* BEGIN Data shown *
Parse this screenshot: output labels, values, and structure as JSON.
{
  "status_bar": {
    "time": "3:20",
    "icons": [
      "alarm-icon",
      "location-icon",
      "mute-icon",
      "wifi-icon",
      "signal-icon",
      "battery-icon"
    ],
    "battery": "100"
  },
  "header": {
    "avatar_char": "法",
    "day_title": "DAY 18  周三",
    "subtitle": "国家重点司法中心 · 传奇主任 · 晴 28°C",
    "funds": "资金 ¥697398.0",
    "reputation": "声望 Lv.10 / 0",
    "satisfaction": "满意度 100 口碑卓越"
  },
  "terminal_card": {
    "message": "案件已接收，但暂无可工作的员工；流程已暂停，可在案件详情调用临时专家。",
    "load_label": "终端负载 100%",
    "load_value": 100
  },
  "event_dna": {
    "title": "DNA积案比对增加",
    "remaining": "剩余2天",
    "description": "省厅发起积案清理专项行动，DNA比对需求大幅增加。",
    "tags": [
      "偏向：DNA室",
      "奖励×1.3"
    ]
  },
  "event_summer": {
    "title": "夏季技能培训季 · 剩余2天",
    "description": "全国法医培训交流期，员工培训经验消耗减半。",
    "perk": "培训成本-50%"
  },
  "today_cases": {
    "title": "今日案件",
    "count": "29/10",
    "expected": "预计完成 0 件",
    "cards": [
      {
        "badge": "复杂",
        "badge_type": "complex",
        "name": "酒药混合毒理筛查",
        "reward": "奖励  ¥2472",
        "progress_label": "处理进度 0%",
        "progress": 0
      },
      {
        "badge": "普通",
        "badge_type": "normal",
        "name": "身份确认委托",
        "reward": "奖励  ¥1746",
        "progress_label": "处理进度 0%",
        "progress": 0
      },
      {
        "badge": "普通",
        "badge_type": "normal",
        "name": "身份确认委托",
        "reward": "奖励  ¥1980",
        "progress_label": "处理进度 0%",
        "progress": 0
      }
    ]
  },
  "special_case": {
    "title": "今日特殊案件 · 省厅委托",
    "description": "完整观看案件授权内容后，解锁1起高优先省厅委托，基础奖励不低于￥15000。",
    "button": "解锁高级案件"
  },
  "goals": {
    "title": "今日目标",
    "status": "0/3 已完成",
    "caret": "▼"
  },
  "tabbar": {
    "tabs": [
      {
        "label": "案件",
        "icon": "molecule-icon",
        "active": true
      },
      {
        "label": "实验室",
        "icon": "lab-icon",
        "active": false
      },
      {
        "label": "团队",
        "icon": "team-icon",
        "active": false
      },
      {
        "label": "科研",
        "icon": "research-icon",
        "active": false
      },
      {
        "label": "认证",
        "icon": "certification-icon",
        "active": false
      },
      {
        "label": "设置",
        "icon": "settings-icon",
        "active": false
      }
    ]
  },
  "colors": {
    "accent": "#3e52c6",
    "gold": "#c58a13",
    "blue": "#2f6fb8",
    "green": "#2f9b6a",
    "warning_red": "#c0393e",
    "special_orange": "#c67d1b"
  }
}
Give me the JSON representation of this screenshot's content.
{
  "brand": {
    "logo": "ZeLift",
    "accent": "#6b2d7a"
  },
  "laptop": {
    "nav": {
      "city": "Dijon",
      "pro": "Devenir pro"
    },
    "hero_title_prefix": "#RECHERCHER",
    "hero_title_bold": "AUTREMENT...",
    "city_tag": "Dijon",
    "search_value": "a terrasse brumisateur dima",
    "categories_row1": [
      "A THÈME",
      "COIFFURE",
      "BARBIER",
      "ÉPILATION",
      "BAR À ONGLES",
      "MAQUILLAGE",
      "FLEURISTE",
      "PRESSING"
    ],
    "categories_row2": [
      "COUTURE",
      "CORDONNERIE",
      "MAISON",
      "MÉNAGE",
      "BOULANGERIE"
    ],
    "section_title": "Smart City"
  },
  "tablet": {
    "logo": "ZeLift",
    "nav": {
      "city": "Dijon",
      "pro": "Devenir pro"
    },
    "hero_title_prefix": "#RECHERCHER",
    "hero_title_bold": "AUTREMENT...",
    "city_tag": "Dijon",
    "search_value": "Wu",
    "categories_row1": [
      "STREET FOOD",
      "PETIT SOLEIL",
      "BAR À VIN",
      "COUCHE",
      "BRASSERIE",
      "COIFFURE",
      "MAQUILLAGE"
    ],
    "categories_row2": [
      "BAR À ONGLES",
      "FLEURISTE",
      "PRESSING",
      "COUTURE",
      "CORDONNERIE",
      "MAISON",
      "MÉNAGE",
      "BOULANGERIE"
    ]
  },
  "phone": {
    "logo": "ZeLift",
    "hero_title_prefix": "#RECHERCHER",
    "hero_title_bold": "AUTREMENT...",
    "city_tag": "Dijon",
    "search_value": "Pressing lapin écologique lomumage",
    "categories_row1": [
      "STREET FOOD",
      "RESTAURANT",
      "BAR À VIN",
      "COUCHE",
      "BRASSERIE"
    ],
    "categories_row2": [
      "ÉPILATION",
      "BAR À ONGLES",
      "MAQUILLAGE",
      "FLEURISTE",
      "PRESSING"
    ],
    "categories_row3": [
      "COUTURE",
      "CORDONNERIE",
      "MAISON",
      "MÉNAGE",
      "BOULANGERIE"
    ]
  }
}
* END Data shown *
## Aim of the task:
Copy the data above in full, character for character.

## Result below:
Parse this screenshot: output labels, values, and structure as JSON.
{
  "status_bar": {
    "time": "3:20",
    "icons": [
      "alarm-icon",
      "location-icon",
      "mute-icon",
      "wifi-icon",
      "signal-icon",
      "battery-icon"
    ],
    "battery": "100"
  },
  "header": {
    "avatar_char": "法",
    "day_title": "DAY 18  周三",
    "subtitle": "国家重点司法中心 · 传奇主任 · 晴 28°C",
    "funds": "资金 ¥697398.0",
    "reputation": "声望 Lv.10 / 0",
    "satisfaction": "满意度 100 口碑卓越"
  },
  "terminal_card": {
    "message": "案件已接收，但暂无可工作的员工；流程已暂停，可在案件详情调用临时专家。",
    "load_label": "终端负载 100%",
    "load_value": 100
  },
  "event_dna": {
    "title": "DNA积案比对增加",
    "remaining": "剩余2天",
    "description": "省厅发起积案清理专项行动，DNA比对需求大幅增加。",
    "tags": [
      "偏向：DNA室",
      "奖励×1.3"
    ]
  },
  "event_summer": {
    "title": "夏季技能培训季 · 剩余2天",
    "description": "全国法医培训交流期，员工培训经验消耗减半。",
    "perk": "培训成本-50%"
  },
  "today_cases": {
    "title": "今日案件",
    "count": "29/10",
    "expected": "预计完成 0 件",
    "cards": [
      {
        "badge": "复杂",
        "badge_type": "complex",
        "name": "酒药混合毒理筛查",
        "reward": "奖励  ¥2472",
        "progress_label": "处理进度 0%",
        "progress": 0
      },
      {
        "badge": "普通",
        "badge_type": "normal",
        "name": "身份确认委托",
        "reward": "奖励  ¥1746",
        "progress_label": "处理进度 0%",
        "progress": 0
      },
      {
        "badge": "普通",
        "badge_type": "normal",
        "name": "身份确认委托",
        "reward": "奖励  ¥1980",
        "progress_label": "处理进度 0%",
        "progress": 0
      }
    ]
  },
  "special_case": {
    "title": "今日特殊案件 · 省厅委托",
    "description": "完整观看案件授权内容后，解锁1起高优先省厅委托，基础奖励不低于￥15000。",
    "button": "解锁高级案件"
  },
  "goals": {
    "title": "今日目标",
    "status": "0/3 已完成",
    "caret": "▼"
  },
  "tabbar": {
    "tabs": [
      {
        "label": "案件",
        "icon": "molecule-icon",
        "active": true
      },
      {
        "label": "实验室",
        "icon": "lab-icon",
        "active": false
      },
      {
        "label": "团队",
        "icon": "team-icon",
        "active": false
      },
      {
        "label": "科研",
        "icon": "research-icon",
        "active": false
      },
      {
        "label": "认证",
        "icon": "certification-icon",
        "active": false
      },
      {
        "label": "设置",
        "icon": "settings-icon",
        "active": false
      }
    ]
  },
  "colors": {
    "accent": "#3e52c6",
    "gold": "#c58a13",
    "blue": "#2f6fb8",
    "green": "#2f9b6a",
    "warning_red": "#c0393e",
    "special_orange": "#c67d1b"
  }
}
Give me the JSON representation of this screenshot's content.
{
  "brand": {
    "logo": "ZeLift",
    "accent": "#6b2d7a"
  },
  "laptop": {
    "nav": {
      "city": "Dijon",
      "pro": "Devenir pro"
    },
    "hero_title_prefix": "#RECHERCHER",
    "hero_title_bold": "AUTREMENT...",
    "city_tag": "Dijon",
    "search_value": "a terrasse brumisateur dima",
    "categories_row1": [
      "A THÈME",
      "COIFFURE",
      "BARBIER",
      "ÉPILATION",
      "BAR À ONGLES",
      "MAQUILLAGE",
      "FLEURISTE",
      "PRESSING"
    ],
    "categories_row2": [
      "COUTURE",
      "CORDONNERIE",
      "MAISON",
      "MÉNAGE",
      "BOULANGERIE"
    ],
    "section_title": "Smart City"
  },
  "tablet": {
    "logo": "ZeLift",
    "nav": {
      "city": "Dijon",
      "pro": "Devenir pro"
    },
    "hero_title_prefix": "#RECHERCHER",
    "hero_title_bold": "AUTREMENT...",
    "city_tag": "Dijon",
    "search_value": "Wu",
    "categories_row1": [
      "STREET FOOD",
      "PETIT SOLEIL",
      "BAR À VIN",
      "COUCHE",
      "BRASSERIE",
      "COIFFURE",
      "MAQUILLAGE"
    ],
    "categories_row2": [
      "BAR À ONGLES",
      "FLEURISTE",
      "PRESSING",
      "COUTURE",
      "CORDONNERIE",
      "MAISON",
      "MÉNAGE",
      "BOULANGERIE"
    ]
  },
  "phone": {
    "logo": "ZeLift",
    "hero_title_prefix": "#RECHERCHER",
    "hero_title_bold": "AUTREMENT...",
    "city_tag": "Dijon",
    "search_value": "Pressing lapin écologique lomumage",
    "categories_row1": [
      "STREET FOOD",
      "RESTAURANT",
      "BAR À VIN",
      "COUCHE",
      "BRASSERIE"
    ],
    "categories_row2": [
      "ÉPILATION",
      "BAR À ONGLES",
      "MAQUILLAGE",
      "FLEURISTE",
      "PRESSING"
    ],
    "categories_row3": [
      "COUTURE",
      "CORDONNERIE",
      "MAISON",
      "MÉNAGE",
      "BOULANGERIE"
    ]
  }
}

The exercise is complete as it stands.